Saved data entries
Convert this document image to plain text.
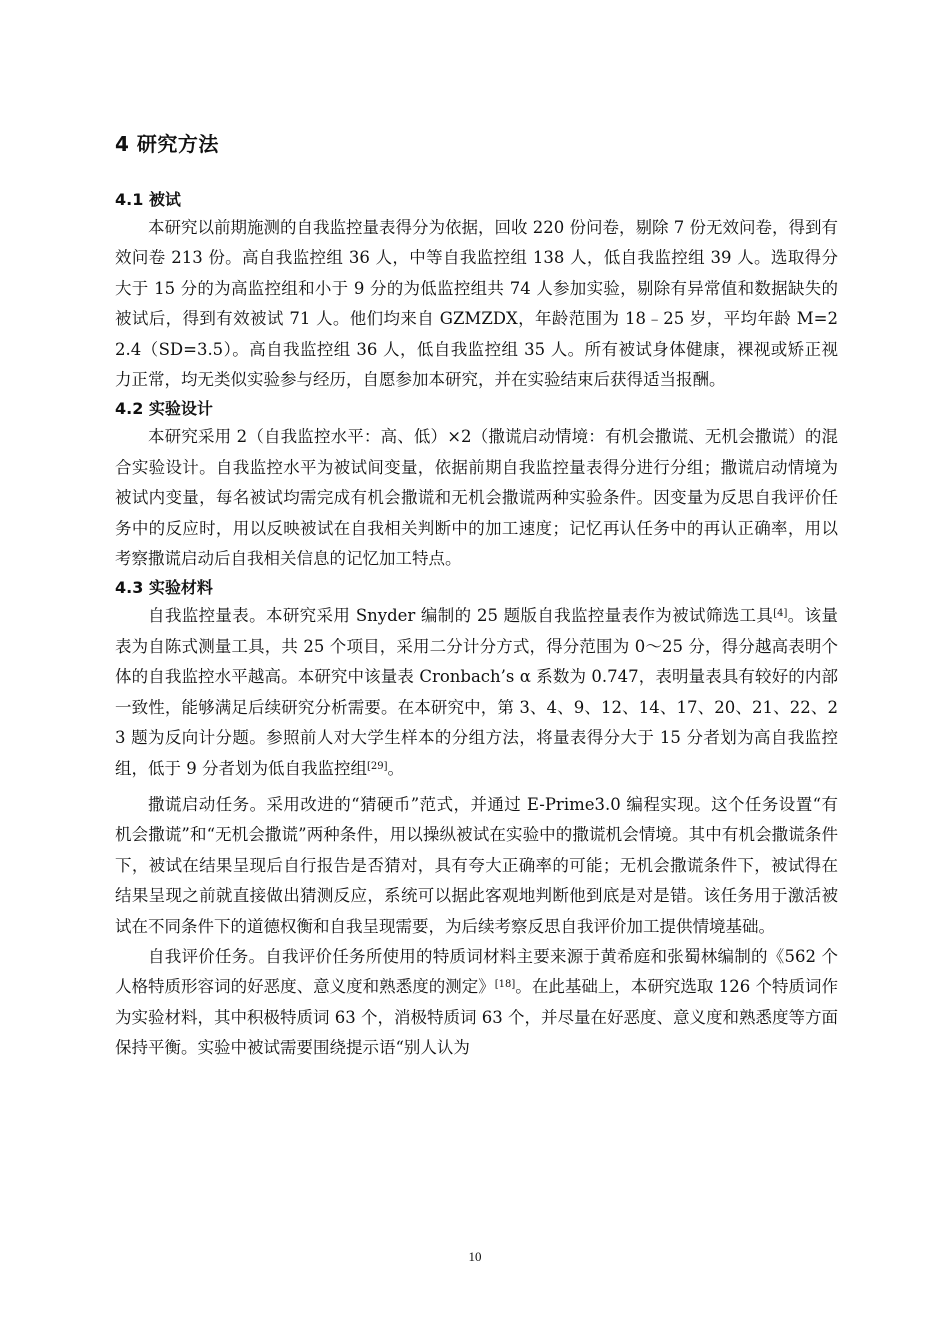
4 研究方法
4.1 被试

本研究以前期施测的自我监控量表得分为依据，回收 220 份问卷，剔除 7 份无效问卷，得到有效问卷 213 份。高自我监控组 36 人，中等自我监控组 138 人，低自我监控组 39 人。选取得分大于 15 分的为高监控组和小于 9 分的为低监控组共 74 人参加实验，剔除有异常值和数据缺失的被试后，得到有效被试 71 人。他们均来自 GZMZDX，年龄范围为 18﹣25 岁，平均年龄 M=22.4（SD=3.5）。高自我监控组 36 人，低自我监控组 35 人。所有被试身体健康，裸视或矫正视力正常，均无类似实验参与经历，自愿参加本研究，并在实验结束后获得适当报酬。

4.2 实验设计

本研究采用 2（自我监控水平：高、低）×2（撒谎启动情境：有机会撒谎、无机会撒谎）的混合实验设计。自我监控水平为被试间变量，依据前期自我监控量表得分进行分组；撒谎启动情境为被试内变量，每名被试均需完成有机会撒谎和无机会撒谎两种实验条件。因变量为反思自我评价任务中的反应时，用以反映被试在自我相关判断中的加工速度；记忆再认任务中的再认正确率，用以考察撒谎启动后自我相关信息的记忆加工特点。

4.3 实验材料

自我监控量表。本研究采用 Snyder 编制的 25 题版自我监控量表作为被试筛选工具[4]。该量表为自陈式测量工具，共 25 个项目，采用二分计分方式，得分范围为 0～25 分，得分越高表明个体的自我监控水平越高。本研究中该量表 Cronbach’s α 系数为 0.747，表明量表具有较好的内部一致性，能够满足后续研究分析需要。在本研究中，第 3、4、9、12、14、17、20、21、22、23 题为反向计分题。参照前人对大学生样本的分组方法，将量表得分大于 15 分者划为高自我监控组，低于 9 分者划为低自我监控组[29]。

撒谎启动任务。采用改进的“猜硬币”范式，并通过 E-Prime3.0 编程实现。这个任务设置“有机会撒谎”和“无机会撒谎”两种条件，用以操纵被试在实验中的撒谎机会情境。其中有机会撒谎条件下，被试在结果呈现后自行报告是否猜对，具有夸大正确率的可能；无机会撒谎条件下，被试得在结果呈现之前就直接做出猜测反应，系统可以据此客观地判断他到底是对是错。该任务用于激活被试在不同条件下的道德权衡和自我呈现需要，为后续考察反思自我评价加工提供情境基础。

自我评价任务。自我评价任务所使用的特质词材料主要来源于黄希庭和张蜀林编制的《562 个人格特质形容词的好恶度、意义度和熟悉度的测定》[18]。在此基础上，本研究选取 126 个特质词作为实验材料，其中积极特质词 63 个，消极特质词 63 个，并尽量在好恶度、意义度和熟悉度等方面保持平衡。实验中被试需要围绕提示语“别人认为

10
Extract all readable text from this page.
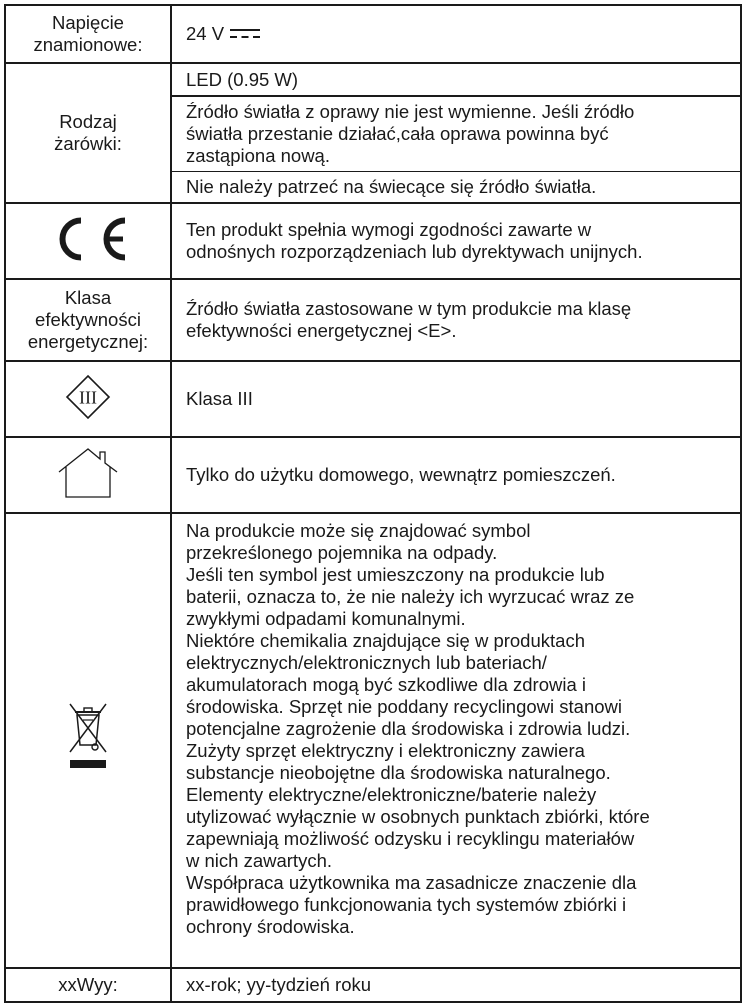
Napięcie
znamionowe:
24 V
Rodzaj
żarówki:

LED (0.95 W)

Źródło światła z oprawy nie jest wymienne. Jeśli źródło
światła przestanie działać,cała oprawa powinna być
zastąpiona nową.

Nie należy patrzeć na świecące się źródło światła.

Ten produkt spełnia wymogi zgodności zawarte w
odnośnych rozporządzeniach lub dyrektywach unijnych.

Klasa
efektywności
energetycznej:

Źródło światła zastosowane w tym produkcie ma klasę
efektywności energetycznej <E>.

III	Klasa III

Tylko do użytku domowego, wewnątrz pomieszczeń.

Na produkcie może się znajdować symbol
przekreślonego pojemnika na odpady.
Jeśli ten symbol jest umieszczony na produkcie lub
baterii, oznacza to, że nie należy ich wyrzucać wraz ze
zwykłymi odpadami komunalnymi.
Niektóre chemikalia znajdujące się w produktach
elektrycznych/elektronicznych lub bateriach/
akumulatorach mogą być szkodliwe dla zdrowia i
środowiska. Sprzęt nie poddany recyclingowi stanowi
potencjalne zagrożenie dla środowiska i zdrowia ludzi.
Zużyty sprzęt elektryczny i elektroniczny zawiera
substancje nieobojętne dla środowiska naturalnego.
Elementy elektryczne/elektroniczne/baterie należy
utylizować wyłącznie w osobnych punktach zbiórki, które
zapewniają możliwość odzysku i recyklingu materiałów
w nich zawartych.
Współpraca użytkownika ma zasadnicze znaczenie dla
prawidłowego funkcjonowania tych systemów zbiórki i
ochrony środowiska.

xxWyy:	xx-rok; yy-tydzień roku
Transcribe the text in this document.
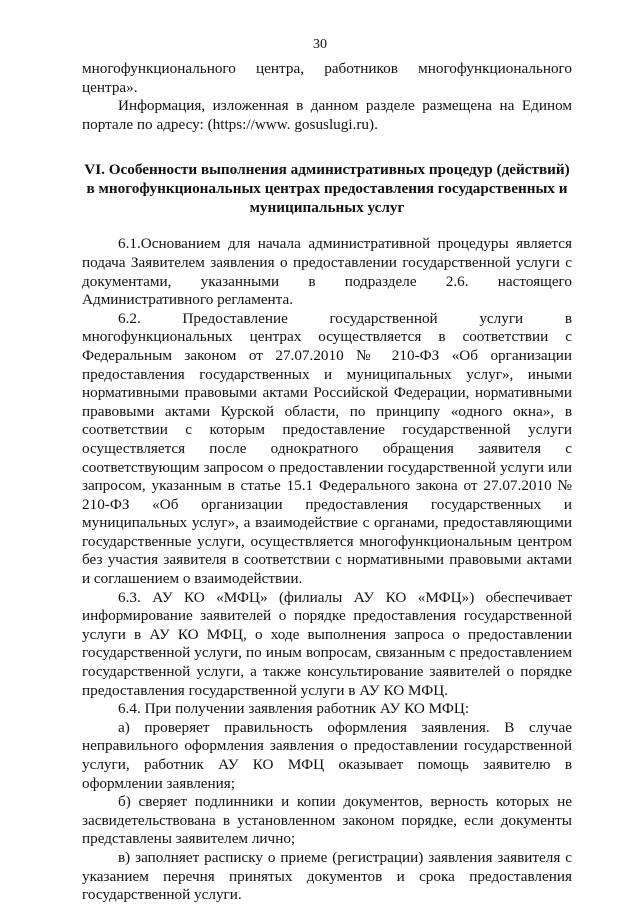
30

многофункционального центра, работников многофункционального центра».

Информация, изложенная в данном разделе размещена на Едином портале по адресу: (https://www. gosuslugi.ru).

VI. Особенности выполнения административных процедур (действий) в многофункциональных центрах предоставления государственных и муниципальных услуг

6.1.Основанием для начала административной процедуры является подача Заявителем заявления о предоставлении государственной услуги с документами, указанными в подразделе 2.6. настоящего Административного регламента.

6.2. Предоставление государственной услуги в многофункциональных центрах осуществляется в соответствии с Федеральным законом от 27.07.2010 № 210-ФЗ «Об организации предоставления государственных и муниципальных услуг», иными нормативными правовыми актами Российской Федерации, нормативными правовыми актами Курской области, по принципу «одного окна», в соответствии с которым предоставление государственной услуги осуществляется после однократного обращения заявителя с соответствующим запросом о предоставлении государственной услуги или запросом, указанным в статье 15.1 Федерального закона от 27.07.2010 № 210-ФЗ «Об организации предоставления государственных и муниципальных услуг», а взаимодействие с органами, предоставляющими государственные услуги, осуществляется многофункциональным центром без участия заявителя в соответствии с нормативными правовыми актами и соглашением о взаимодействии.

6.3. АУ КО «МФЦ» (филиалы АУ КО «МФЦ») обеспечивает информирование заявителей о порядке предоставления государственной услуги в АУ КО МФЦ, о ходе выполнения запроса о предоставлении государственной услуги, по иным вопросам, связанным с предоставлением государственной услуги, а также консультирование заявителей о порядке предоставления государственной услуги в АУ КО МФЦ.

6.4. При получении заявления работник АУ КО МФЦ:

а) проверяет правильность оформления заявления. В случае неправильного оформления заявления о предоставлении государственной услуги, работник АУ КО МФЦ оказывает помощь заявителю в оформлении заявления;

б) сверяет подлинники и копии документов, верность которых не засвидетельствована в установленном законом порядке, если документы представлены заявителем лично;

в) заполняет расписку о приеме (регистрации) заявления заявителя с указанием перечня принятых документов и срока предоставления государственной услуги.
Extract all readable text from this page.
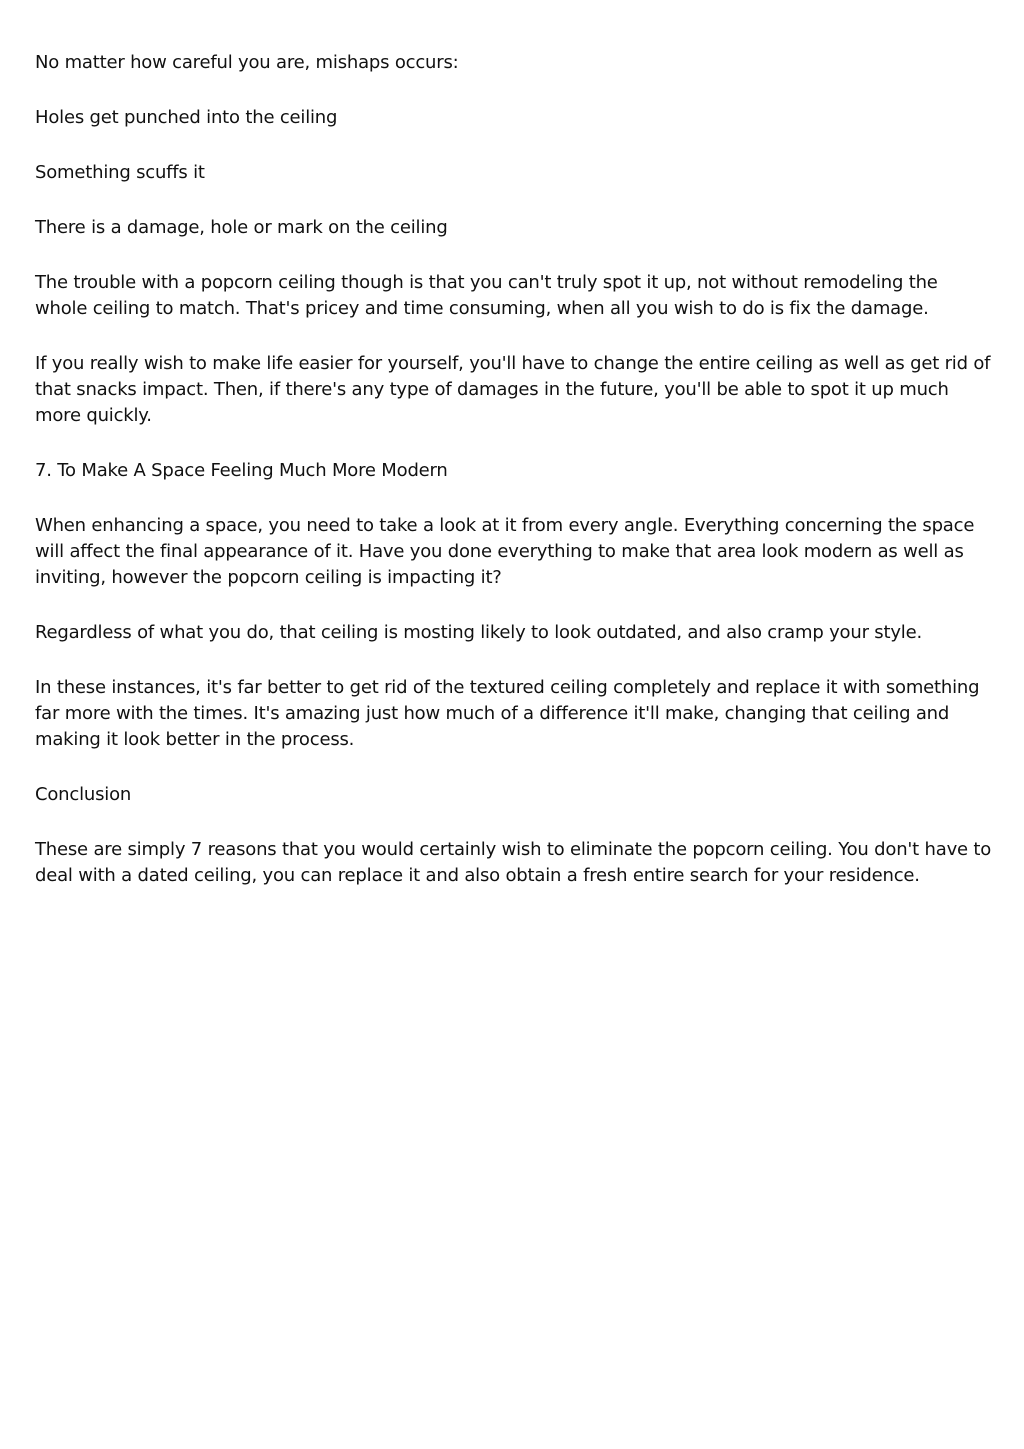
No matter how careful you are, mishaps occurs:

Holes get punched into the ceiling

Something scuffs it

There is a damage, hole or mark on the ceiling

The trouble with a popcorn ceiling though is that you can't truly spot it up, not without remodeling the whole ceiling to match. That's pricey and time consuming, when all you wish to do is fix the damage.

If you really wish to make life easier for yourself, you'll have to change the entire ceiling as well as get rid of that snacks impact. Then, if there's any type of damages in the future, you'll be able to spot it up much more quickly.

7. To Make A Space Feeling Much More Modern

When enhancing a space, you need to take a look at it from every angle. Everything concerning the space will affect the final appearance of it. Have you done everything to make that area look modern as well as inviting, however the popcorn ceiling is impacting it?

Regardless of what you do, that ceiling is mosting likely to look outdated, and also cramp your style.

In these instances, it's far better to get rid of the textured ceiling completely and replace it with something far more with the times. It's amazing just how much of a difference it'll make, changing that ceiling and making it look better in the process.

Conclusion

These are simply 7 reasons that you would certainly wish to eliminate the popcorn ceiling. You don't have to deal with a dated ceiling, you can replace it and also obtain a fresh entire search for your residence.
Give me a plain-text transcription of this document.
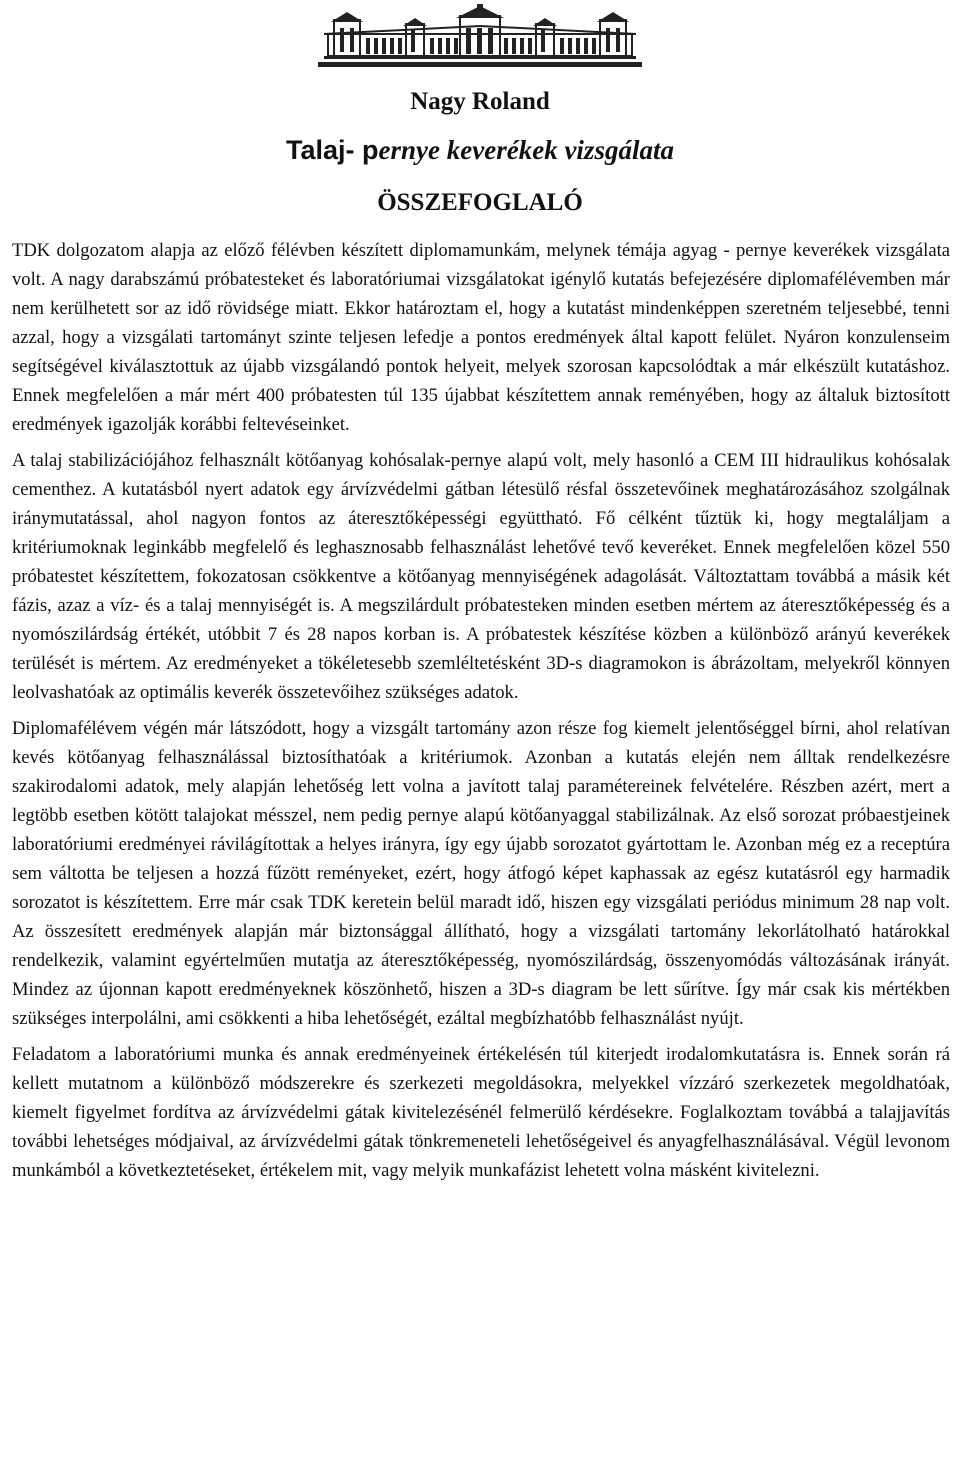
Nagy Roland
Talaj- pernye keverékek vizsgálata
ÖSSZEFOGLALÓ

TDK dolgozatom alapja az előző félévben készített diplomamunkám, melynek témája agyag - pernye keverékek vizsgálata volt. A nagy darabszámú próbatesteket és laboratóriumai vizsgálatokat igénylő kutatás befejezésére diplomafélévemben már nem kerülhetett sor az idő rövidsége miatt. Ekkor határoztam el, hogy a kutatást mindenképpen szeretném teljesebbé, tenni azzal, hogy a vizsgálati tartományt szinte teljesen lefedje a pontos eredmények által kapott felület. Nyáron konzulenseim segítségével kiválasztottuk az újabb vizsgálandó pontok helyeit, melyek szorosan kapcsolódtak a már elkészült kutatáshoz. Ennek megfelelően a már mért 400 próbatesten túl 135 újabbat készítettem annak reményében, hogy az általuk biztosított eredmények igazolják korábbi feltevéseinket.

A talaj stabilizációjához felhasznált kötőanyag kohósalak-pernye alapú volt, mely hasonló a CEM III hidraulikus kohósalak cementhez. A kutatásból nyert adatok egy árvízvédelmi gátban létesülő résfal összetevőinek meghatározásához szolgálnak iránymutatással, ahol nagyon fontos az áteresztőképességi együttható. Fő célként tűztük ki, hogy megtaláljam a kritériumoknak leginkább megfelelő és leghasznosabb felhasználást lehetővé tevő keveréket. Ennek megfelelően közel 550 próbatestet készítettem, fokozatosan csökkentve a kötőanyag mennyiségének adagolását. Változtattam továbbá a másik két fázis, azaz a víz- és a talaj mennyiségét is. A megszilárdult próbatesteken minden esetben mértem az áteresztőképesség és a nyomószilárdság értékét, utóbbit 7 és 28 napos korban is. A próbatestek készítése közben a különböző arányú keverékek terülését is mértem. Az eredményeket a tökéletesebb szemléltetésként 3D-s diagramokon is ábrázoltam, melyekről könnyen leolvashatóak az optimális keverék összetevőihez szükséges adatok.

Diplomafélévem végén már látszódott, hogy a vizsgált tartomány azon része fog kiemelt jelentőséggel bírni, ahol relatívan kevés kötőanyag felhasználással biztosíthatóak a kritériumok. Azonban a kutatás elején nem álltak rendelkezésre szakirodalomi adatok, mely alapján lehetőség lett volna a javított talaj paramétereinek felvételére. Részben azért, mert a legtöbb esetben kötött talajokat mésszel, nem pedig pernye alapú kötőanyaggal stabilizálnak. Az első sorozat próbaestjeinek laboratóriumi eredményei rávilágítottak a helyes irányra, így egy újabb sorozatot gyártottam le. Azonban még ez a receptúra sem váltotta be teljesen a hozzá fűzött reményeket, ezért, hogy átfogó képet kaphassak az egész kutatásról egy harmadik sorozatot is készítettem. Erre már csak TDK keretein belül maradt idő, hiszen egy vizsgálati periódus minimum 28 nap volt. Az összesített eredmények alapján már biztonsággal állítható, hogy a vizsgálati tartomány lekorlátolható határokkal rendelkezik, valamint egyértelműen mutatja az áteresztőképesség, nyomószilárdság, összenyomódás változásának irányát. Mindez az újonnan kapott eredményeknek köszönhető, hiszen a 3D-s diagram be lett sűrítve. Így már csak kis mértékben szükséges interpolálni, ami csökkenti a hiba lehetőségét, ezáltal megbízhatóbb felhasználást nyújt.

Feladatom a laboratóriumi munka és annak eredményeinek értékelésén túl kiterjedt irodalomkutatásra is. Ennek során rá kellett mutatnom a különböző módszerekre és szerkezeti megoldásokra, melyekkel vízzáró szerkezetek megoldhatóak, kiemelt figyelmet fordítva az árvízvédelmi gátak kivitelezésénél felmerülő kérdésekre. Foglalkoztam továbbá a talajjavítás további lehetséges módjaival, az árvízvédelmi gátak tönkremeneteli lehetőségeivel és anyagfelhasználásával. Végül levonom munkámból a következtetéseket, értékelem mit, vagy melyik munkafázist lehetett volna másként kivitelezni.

* Exercise goal
Within the entries above, work out how many lines contain the word "symbol". The number alone is the answer.

* Expected answer
2